Written task:
Locate all lines in the data below that hold "ایجاد" and show them.

Raw records:
--------------------
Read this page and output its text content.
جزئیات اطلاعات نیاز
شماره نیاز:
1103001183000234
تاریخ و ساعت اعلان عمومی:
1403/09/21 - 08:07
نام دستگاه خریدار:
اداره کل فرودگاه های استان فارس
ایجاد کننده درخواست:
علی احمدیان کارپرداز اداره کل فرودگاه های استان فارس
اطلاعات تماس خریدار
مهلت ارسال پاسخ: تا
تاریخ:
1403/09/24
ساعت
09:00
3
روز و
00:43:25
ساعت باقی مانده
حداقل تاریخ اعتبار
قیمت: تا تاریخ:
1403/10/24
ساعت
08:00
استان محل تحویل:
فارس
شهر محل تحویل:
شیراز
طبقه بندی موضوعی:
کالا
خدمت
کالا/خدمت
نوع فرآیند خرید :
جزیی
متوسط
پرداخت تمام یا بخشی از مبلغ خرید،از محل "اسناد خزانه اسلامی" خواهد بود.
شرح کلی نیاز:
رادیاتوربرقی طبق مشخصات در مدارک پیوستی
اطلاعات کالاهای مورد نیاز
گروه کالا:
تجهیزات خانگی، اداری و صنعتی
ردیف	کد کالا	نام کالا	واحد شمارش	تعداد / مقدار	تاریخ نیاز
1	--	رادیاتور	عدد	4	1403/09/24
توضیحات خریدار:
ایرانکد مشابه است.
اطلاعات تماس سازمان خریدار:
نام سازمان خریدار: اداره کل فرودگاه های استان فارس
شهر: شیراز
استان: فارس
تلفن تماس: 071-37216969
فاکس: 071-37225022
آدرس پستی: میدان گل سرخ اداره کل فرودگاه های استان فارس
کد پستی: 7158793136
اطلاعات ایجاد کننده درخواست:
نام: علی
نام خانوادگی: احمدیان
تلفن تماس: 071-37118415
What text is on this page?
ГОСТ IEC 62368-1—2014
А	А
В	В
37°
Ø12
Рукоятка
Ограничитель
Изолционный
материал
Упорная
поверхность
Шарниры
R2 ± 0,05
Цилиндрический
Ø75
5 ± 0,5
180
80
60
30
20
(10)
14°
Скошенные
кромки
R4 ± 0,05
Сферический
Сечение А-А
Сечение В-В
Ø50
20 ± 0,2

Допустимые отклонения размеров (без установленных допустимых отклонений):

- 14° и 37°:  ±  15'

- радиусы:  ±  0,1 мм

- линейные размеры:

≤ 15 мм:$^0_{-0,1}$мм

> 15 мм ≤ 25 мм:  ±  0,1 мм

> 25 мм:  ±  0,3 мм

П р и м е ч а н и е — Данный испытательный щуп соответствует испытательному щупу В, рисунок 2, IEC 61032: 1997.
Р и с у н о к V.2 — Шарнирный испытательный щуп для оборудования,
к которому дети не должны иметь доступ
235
--------------------
Finished answer:
ایجاد کننده درخواست:
اطلاعات ایجاد کننده درخواست:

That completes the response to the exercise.